#### DIRECTION
Count every line of the listing where the string "color" occurs, and reply with the count alone.

#### RECORDS SUPPLIED
——————————

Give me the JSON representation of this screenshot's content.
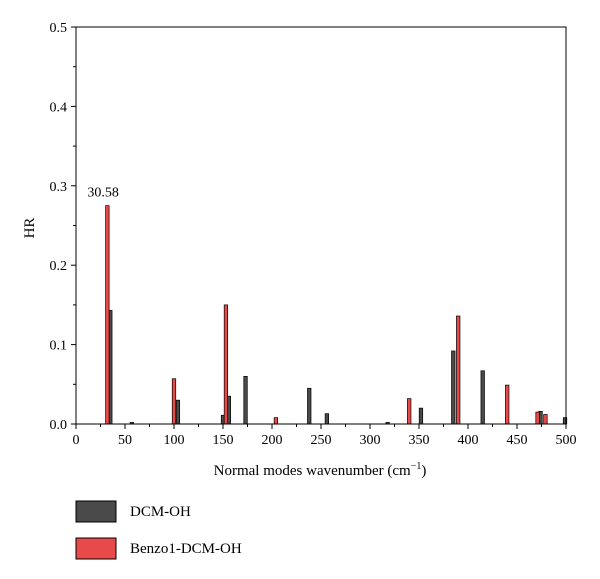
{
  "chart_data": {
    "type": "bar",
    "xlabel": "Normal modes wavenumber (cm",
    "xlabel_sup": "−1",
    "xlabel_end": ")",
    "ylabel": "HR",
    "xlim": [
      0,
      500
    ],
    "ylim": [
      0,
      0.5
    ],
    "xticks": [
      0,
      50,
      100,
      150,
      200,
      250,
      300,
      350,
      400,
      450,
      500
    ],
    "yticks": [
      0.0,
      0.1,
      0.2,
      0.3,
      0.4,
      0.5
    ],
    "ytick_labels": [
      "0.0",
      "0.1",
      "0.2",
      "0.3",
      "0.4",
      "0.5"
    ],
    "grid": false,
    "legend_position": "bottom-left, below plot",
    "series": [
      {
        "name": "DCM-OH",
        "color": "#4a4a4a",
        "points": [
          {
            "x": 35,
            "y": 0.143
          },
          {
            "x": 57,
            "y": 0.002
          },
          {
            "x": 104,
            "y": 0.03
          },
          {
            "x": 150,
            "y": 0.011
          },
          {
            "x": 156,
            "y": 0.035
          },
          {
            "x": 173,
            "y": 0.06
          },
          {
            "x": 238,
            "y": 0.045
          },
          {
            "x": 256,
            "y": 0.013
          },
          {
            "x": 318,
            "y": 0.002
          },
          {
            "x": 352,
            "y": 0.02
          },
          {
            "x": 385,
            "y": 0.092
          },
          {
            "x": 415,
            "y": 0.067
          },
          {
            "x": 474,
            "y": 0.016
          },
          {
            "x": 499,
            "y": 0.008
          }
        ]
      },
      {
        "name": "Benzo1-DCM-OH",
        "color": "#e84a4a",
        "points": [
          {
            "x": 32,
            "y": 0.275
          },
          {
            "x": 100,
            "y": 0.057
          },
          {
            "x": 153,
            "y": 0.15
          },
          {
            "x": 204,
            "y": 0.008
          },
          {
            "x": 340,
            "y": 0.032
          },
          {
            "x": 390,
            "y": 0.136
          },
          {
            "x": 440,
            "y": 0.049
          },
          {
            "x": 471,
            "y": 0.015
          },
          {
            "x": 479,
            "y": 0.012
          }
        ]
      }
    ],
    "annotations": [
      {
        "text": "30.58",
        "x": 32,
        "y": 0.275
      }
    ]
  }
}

——————————

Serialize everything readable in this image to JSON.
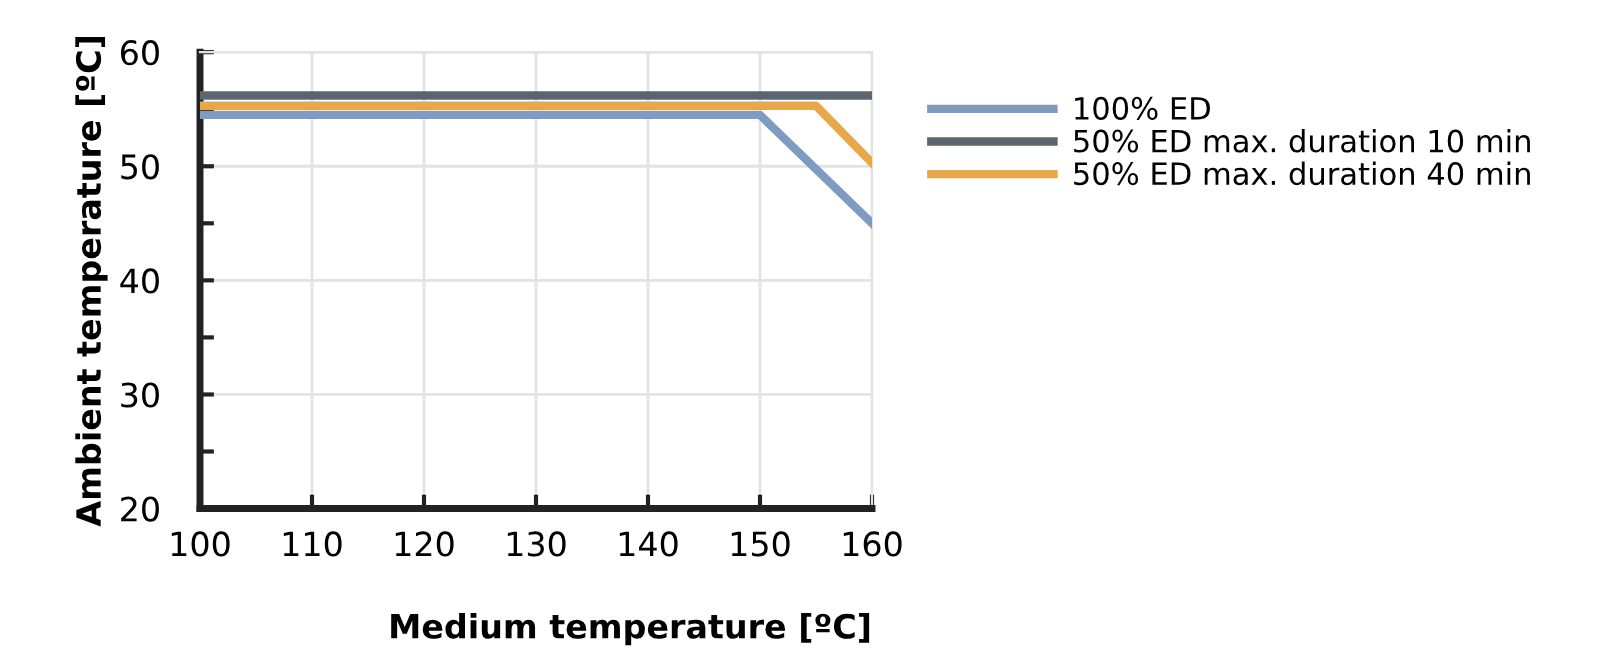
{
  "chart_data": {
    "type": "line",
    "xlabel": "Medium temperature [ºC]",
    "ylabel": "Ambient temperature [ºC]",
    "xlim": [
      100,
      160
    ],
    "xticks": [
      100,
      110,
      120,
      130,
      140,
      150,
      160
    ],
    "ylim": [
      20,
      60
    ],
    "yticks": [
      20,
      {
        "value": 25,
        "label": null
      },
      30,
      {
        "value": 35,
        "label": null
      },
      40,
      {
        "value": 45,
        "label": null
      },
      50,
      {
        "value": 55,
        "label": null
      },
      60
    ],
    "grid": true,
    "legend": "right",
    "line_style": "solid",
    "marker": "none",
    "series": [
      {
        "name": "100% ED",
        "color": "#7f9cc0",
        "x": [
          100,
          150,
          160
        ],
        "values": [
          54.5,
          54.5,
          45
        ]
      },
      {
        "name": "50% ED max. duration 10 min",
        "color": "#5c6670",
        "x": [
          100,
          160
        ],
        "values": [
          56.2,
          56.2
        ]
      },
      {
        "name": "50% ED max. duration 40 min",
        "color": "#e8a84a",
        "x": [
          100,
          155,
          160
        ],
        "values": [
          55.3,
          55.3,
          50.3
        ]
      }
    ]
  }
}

——————————

#### SOLUTION TO THIS EXERCISE
5